= Your instructions =
Gather every line holding the string "عبده".

= Recorded data =
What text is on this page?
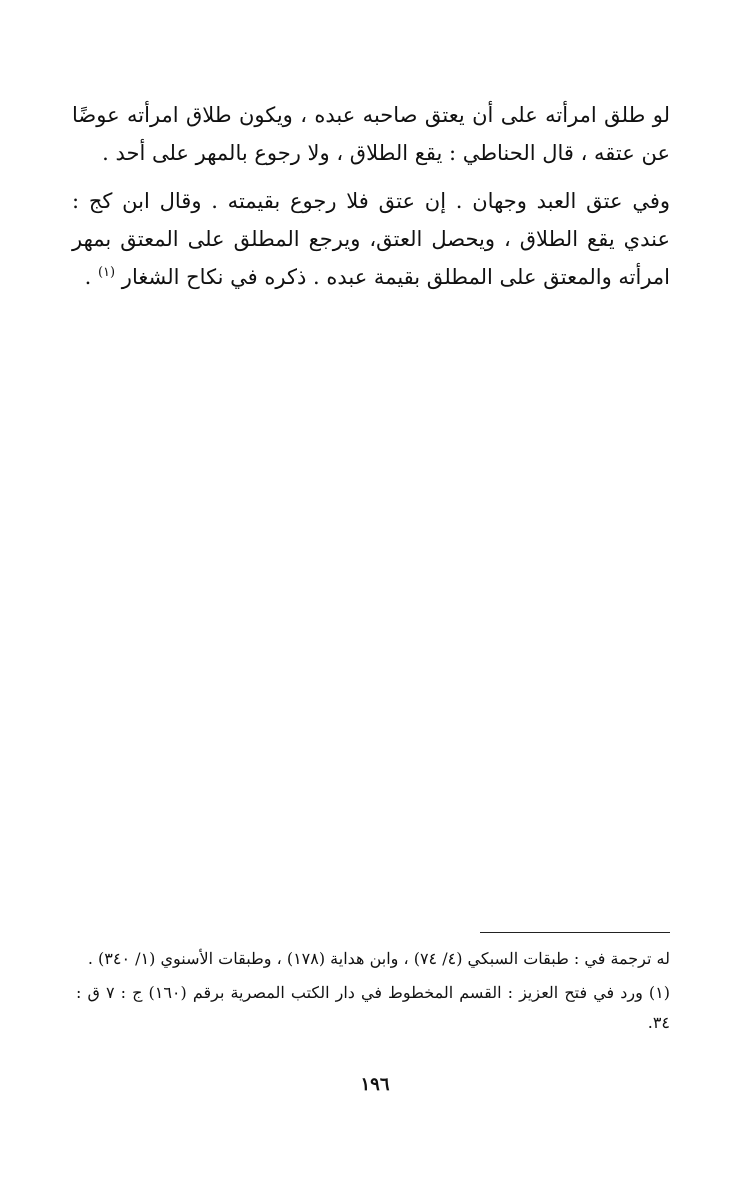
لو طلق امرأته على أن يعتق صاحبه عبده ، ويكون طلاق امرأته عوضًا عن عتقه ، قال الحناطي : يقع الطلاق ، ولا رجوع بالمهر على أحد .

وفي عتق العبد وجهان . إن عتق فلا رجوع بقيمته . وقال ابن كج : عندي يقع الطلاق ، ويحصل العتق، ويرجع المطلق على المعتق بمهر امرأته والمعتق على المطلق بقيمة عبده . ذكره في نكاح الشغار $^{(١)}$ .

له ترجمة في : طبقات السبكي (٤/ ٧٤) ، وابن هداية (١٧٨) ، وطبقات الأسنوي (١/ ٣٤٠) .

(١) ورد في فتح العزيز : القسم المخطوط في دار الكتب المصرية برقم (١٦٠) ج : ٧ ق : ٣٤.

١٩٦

= Problem solution =
لو طلق امرأته على أن يعتق صاحبه عبده ، ويكون طلاق امرأته عوضًا عن عتقه ، قال الحناطي : يقع الطلاق ، ولا رجوع بالمهر على أحد .
وفي عتق العبد وجهان . إن عتق فلا رجوع بقيمته . وقال ابن كج : عندي يقع الطلاق ، ويحصل العتق، ويرجع المطلق على المعتق بمهر امرأته والمعتق على المطلق بقيمة عبده . ذكره في نكاح الشغار $^{(١)}$ .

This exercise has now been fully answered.